◆ **Your goal**: Transcribe the records below exactly, leaving out any pictures.

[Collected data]
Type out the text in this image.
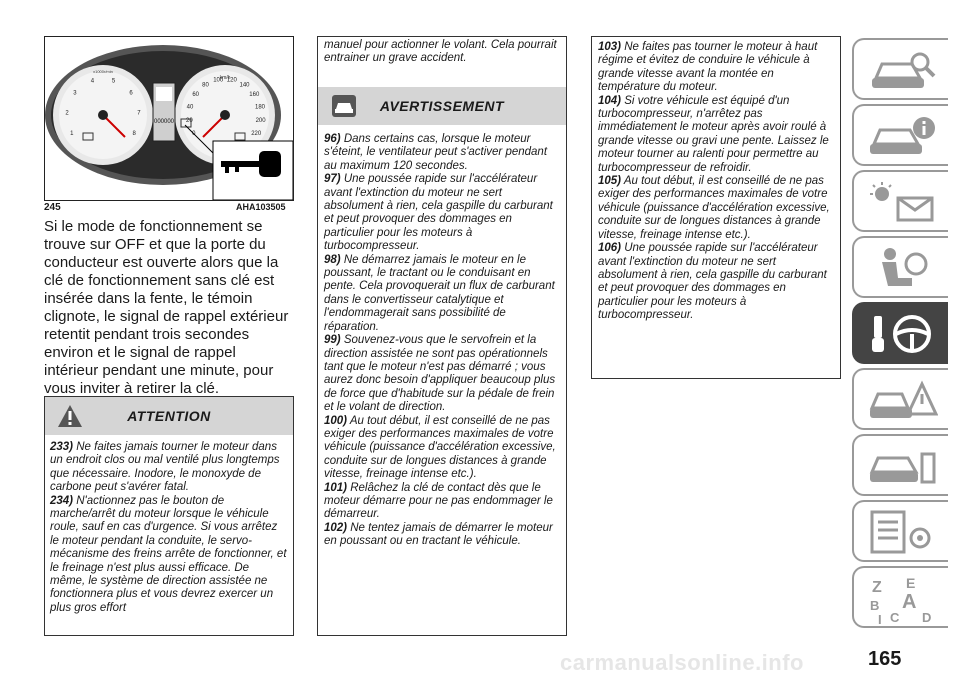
1
2
3
4	5
6
7
8
x1000r/min
0
20
40
60
80
100 120
140
160
180
200
220
km/h
000000
245	AHA103505
Si le mode de fonctionnement se trouve sur OFF et que la porte du conducteur est ouverte alors que la clé de fonctionnement sans clé est insérée dans la fente, le témoin clignote, le signal de rappel extérieur retentit pendant trois secondes environ et le signal de rappel intérieur pendant une minute, pour vous inviter à retirer la clé.
ATTENTION

233) Ne faites jamais tourner le moteur dans un endroit clos ou mal ventilé plus longtemps que nécessaire. Inodore, le monoxyde de carbone peut s'avérer fatal.

234) N'actionnez pas le bouton de marche/arrêt du moteur lorsque le véhicule roule, sauf en cas d'urgence. Si vous arrêtez le moteur pendant la conduite, le servo-mécanisme des freins arrête de fonctionner, et le freinage n'est plus aussi efficace. De même, le système de direction assistée ne fonctionnera plus et vous devrez exercer un plus gros effort

manuel pour actionner le volant. Cela pourrait entrainer un grave accident.
AVERTISSEMENT

96) Dans certains cas, lorsque le moteur s'éteint, le ventilateur peut s'activer pendant au maximum 120 secondes.

97) Une poussée rapide sur l'accélérateur avant l'extinction du moteur ne sert absolument à rien, cela gaspille du carburant et peut provoquer des dommages en particulier pour les moteurs à turbocompresseur.

98) Ne démarrez jamais le moteur en le poussant, le tractant ou le conduisant en pente. Cela provoquerait un flux de carburant dans le convertisseur catalytique et l'endommagerait sans possibilité de réparation.

99) Souvenez-vous que le servofrein et la direction assistée ne sont pas opérationnels tant que le moteur n'est pas démarré ; vous aurez donc besoin d'appliquer beaucoup plus de force que d'habitude sur la pédale de frein et le volant de direction.

100) Au tout début, il est conseillé de ne pas exiger des performances maximales de votre véhicule (puissance d'accélération excessive, conduite sur de longues distances à grande vitesse, freinage intense etc.).

101) Relâchez la clé de contact dès que le moteur démarre pour ne pas endommager le démarreur.

102) Ne tentez jamais de démarrer le moteur en poussant ou en tractant le véhicule.

103) Ne faites pas tourner le moteur à haut régime et évitez de conduire le véhicule à grande vitesse avant la montée en température du moteur.

104) Si votre véhicule est équipé d'un turbocompresseur, n'arrêtez pas immédiatement le moteur après avoir roulé à grande vitesse ou gravi une pente. Laissez le moteur tourner au ralenti pour permettre au turbocompresseur de refroidir.

105) Au tout début, il est conseillé de ne pas exiger des performances maximales de votre véhicule (puissance d'accélération excessive, conduite sur de longues distances à grande vitesse, freinage intense etc.).

106) Une poussée rapide sur l'accélérateur avant l'extinction du moteur ne sert absolument à rien, cela gaspille du carburant et peut provoquer des dommages en particulier pour les moteurs à turbocompresseur.

Z E
A
B
C D
I
carmanualsonline.info	165
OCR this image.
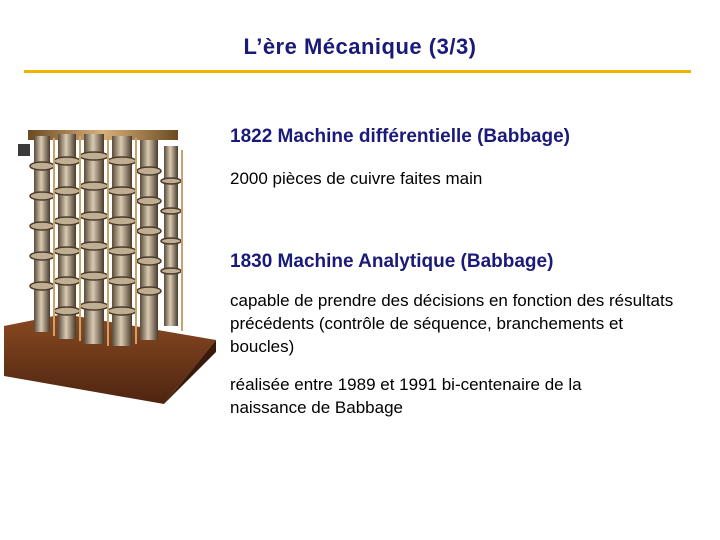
L’ère Mécanique (3/3)
1822 Machine différentielle (Babbage)
2000 pièces de cuivre faites main
1830 Machine Analytique (Babbage)
capable de prendre des décisions en fonction des résultats précédents (contrôle de séquence, branchements et boucles)
réalisée entre 1989 et 1991 bi-centenaire de la naissance de Babbage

◆ **Exercise answer**:
Type out the text in this image.
1
2
3
4	5
6
7
8
x1000r/min
0
20
40
60
80
100 120
140
160
180
200
220
km/h
000000
245	AHA103505
Si le mode de fonctionnement se trouve sur OFF et que la porte du conducteur est ouverte alors que la clé de fonctionnement sans clé est insérée dans la fente, le témoin clignote, le signal de rappel extérieur retentit pendant trois secondes environ et le signal de rappel intérieur pendant une minute, pour vous inviter à retirer la clé.
ATTENTION

233) Ne faites jamais tourner le moteur dans un endroit clos ou mal ventilé plus longtemps que nécessaire. Inodore, le monoxyde de carbone peut s'avérer fatal.

234) N'actionnez pas le bouton de marche/arrêt du moteur lorsque le véhicule roule, sauf en cas d'urgence. Si vous arrêtez le moteur pendant la conduite, le servo-mécanisme des freins arrête de fonctionner, et le freinage n'est plus aussi efficace. De même, le système de direction assistée ne fonctionnera plus et vous devrez exercer un plus gros effort

manuel pour actionner le volant. Cela pourrait entrainer un grave accident.
AVERTISSEMENT

96) Dans certains cas, lorsque le moteur s'éteint, le ventilateur peut s'activer pendant au maximum 120 secondes.

97) Une poussée rapide sur l'accélérateur avant l'extinction du moteur ne sert absolument à rien, cela gaspille du carburant et peut provoquer des dommages en particulier pour les moteurs à turbocompresseur.

98) Ne démarrez jamais le moteur en le poussant, le tractant ou le conduisant en pente. Cela provoquerait un flux de carburant dans le convertisseur catalytique et l'endommagerait sans possibilité de réparation.

99) Souvenez-vous que le servofrein et la direction assistée ne sont pas opérationnels tant que le moteur n'est pas démarré ; vous aurez donc besoin d'appliquer beaucoup plus de force que d'habitude sur la pédale de frein et le volant de direction.

100) Au tout début, il est conseillé de ne pas exiger des performances maximales de votre véhicule (puissance d'accélération excessive, conduite sur de longues distances à grande vitesse, freinage intense etc.).

101) Relâchez la clé de contact dès que le moteur démarre pour ne pas endommager le démarreur.

102) Ne tentez jamais de démarrer le moteur en poussant ou en tractant le véhicule.

103) Ne faites pas tourner le moteur à haut régime et évitez de conduire le véhicule à grande vitesse avant la montée en température du moteur.

104) Si votre véhicule est équipé d'un turbocompresseur, n'arrêtez pas immédiatement le moteur après avoir roulé à grande vitesse ou gravi une pente. Laissez le moteur tourner au ralenti pour permettre au turbocompresseur de refroidir.

105) Au tout début, il est conseillé de ne pas exiger des performances maximales de votre véhicule (puissance d'accélération excessive, conduite sur de longues distances à grande vitesse, freinage intense etc.).

106) Une poussée rapide sur l'accélérateur avant l'extinction du moteur ne sert absolument à rien, cela gaspille du carburant et peut provoquer des dommages en particulier pour les moteurs à turbocompresseur.

Z E
A
B
C D
I
carmanualsonline.info	165
OCR this image.
L’ère Mécanique (3/3)
1822 Machine différentielle (Babbage)
2000 pièces de cuivre faites main
1830 Machine Analytique (Babbage)
capable de prendre des décisions en fonction des résultats précédents (contrôle de séquence, branchements et boucles)
réalisée entre 1989 et 1991 bi-centenaire de la naissance de Babbage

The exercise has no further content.